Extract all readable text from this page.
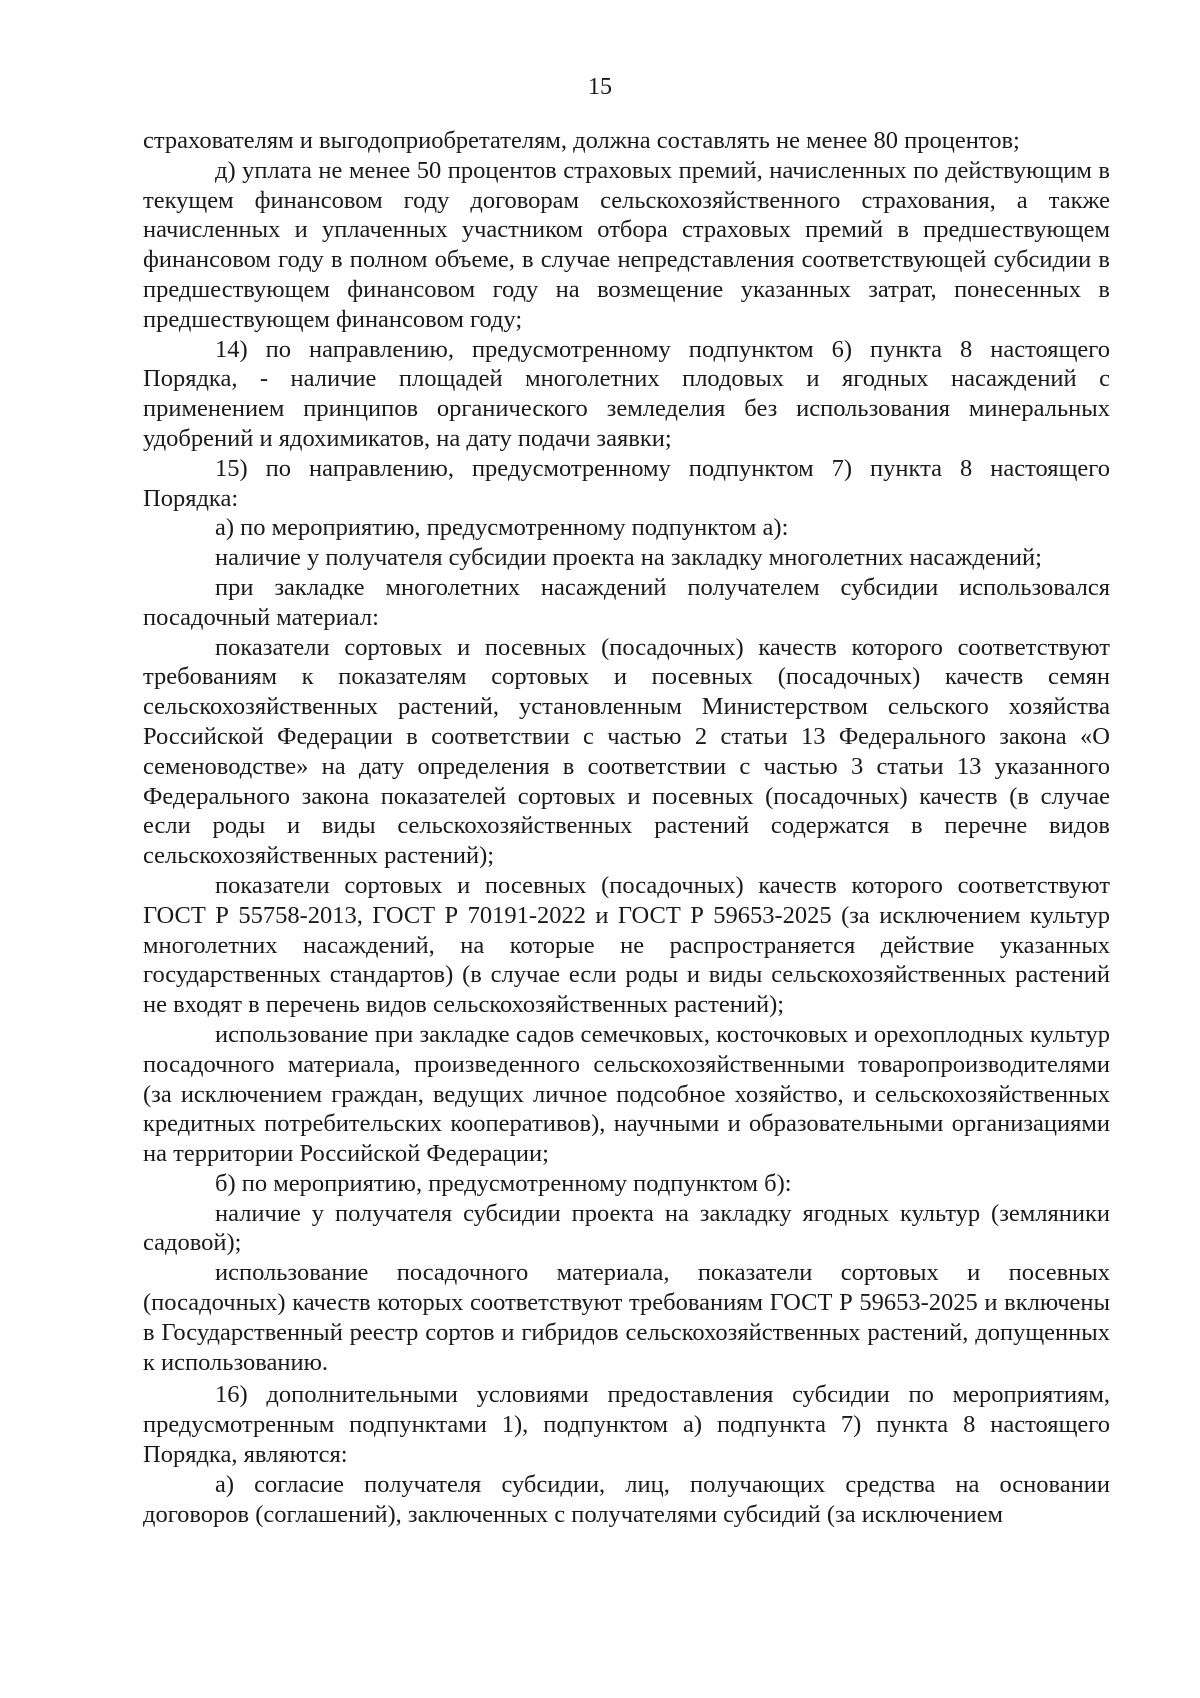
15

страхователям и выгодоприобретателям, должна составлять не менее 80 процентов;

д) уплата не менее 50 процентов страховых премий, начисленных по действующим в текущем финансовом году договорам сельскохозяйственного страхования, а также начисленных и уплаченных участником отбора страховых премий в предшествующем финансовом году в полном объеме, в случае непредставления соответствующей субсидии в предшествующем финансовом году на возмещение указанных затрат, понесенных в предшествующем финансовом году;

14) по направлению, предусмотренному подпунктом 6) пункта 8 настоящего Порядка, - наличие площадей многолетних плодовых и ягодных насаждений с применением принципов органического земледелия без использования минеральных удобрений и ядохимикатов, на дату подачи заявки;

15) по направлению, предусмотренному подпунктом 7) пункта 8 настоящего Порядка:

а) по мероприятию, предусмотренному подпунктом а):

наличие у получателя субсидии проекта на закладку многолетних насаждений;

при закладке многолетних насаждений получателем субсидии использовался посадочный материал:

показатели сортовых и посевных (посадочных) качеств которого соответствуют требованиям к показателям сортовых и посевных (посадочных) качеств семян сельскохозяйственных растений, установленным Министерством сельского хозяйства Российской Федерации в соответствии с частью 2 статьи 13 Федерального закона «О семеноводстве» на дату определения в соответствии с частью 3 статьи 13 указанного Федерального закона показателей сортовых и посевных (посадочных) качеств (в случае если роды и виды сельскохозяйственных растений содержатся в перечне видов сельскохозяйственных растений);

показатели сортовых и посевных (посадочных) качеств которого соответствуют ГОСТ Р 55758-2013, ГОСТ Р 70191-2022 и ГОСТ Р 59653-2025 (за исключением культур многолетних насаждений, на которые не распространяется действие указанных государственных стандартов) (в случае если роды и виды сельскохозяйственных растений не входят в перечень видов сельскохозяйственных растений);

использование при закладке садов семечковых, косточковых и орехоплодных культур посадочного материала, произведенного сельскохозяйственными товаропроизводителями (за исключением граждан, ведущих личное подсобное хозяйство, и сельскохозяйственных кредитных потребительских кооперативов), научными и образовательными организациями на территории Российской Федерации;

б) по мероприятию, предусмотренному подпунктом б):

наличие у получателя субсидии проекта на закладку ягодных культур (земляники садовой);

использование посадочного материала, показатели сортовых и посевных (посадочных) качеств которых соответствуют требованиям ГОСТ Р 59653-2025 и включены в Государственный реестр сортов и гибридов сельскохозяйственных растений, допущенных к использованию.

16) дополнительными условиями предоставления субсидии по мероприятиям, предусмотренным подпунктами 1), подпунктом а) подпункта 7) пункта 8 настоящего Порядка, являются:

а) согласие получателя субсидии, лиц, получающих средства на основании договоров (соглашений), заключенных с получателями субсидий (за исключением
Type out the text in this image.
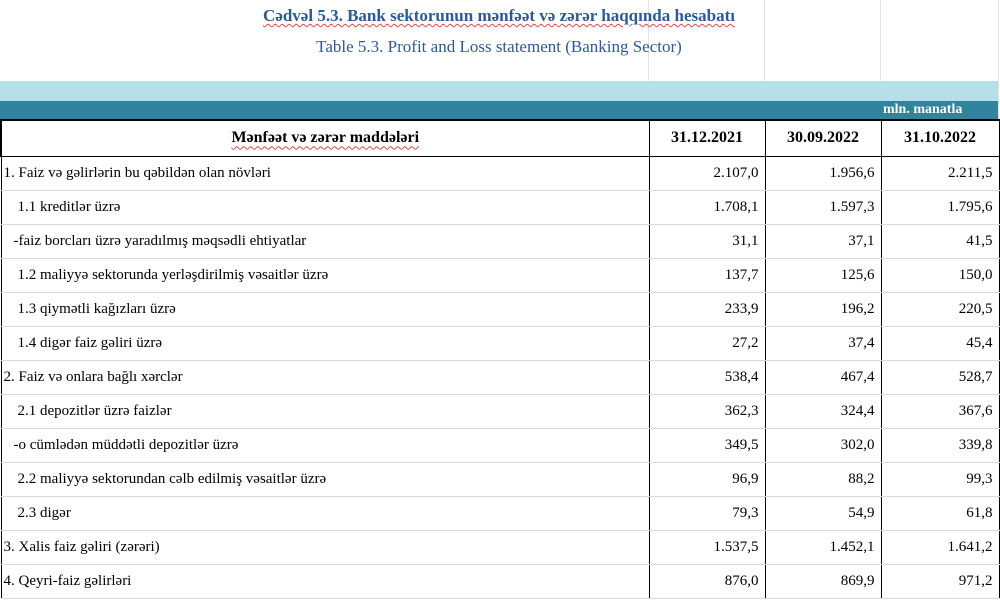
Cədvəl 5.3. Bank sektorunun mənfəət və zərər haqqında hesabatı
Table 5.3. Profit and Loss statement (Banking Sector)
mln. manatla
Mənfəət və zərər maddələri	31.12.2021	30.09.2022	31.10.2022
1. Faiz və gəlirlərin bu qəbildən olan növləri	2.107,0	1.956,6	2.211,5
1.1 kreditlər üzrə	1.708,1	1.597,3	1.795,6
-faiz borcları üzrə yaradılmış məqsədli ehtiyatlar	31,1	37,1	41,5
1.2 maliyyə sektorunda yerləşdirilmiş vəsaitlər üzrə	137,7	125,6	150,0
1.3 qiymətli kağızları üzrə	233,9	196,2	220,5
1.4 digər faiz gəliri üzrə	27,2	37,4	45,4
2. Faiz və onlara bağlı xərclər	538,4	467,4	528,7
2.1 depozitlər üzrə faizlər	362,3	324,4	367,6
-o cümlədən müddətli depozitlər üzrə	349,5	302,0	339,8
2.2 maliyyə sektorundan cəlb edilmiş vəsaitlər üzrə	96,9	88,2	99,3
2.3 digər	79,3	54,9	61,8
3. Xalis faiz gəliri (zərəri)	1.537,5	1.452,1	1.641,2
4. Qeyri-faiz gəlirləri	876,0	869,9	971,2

# # # # #

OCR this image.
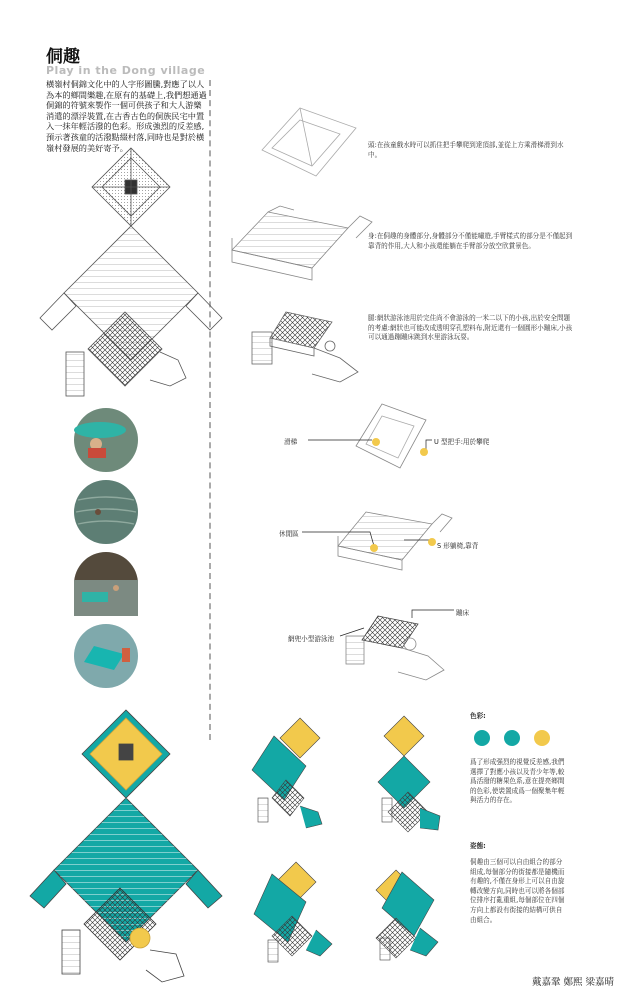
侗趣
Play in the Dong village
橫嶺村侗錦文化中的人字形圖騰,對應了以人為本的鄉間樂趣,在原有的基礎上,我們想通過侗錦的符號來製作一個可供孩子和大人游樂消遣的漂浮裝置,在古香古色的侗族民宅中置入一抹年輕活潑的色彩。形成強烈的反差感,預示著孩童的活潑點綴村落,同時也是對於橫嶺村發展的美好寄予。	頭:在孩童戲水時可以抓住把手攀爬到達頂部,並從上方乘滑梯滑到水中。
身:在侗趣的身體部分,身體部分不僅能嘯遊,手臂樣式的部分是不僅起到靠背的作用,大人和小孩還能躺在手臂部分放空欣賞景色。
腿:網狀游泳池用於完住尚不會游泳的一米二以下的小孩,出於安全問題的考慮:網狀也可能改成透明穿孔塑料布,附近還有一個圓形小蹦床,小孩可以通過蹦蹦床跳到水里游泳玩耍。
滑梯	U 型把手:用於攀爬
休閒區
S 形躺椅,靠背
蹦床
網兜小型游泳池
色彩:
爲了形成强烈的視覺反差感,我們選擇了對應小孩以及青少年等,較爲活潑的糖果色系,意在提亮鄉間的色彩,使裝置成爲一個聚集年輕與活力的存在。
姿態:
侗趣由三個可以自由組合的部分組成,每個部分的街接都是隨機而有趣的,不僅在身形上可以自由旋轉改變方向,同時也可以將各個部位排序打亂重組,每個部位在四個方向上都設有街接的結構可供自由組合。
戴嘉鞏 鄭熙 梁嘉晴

# # # # #

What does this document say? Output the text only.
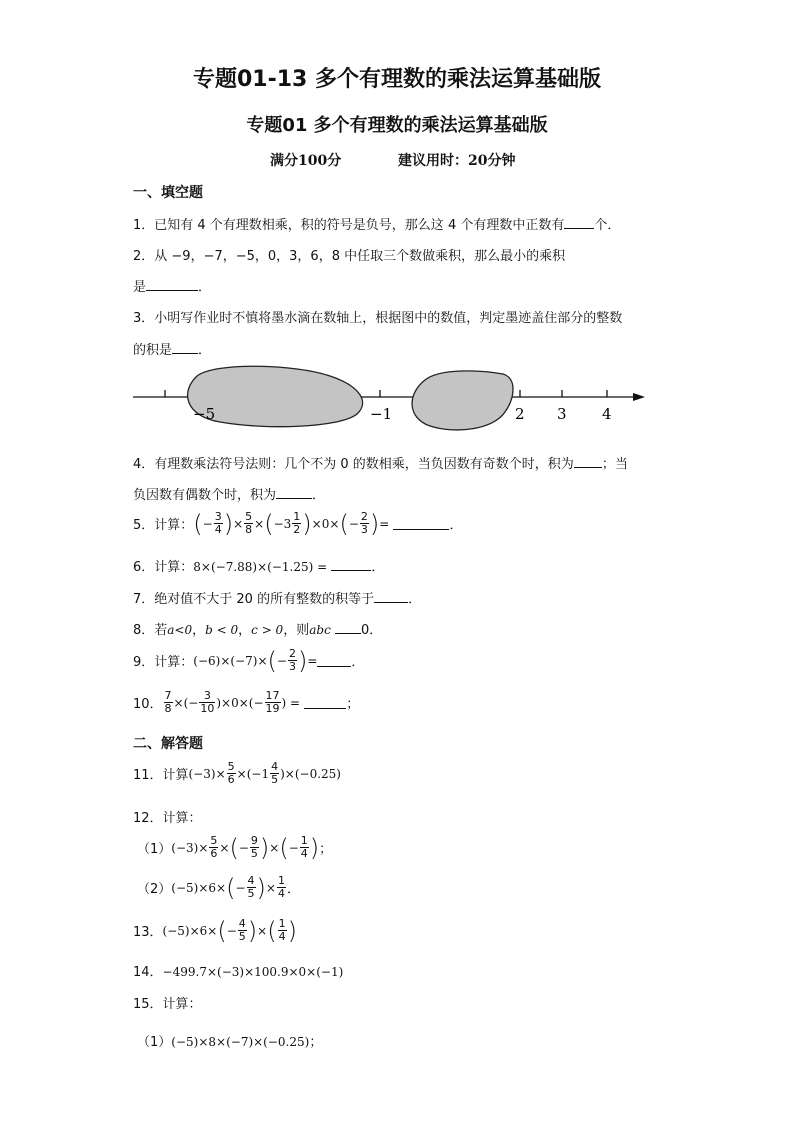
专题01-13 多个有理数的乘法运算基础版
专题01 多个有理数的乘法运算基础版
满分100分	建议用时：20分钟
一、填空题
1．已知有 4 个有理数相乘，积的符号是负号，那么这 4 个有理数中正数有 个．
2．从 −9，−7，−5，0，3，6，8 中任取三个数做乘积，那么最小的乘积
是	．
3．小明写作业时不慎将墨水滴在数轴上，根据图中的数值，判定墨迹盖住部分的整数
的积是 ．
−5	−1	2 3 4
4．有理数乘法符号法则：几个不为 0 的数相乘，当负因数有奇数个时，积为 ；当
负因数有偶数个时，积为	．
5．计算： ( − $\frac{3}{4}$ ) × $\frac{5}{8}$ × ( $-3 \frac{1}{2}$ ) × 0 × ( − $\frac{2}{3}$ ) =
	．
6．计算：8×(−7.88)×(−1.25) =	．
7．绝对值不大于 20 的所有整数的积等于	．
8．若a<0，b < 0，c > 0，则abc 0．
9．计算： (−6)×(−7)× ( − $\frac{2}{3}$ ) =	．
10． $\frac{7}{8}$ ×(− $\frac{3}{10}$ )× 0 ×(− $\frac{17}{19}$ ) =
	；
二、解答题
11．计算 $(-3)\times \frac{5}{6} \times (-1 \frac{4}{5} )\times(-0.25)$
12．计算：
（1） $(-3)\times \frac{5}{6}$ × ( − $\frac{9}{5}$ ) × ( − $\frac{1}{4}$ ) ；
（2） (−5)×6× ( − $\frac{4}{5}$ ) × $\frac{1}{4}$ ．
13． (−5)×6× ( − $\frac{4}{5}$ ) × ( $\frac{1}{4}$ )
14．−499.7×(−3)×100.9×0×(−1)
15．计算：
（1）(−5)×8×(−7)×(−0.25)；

# # # # #

The task:
Show every line that contains the word "показатели".

Answer:
показатели сортовых и посевных (посадочных) качеств которого соответствуют требованиям к показателям сортовых и посевных (посадочных) качеств семян сельскохозяйственных растений, установленным Министерством сельского хозяйства Российской Федерации в соответствии с частью 2 статьи 13 Федерального закона «О семеноводстве» на дату определения в соответствии с частью 3 статьи 13 указанного Федерального закона показателей сортовых и посевных (посадочных) качеств (в случае если роды и виды сельскохозяйственных растений содержатся в перечне видов сельскохозяйственных растений);
показатели сортовых и посевных (посадочных) качеств которого соответствуют ГОСТ Р 55758-2013, ГОСТ Р 70191-2022 и ГОСТ Р 59653-2025 (за исключением культур многолетних насаждений, на которые не распространяется действие указанных государственных стандартов) (в случае если роды и виды сельскохозяйственных растений не входят в перечень видов сельскохозяйственных растений);
использование посадочного материала, показатели сортовых и посевных (посадочных) качеств которых соответствуют требованиям ГОСТ Р 59653-2025 и включены в Государственный реестр сортов и гибридов сельскохозяйственных растений, допущенных к использованию.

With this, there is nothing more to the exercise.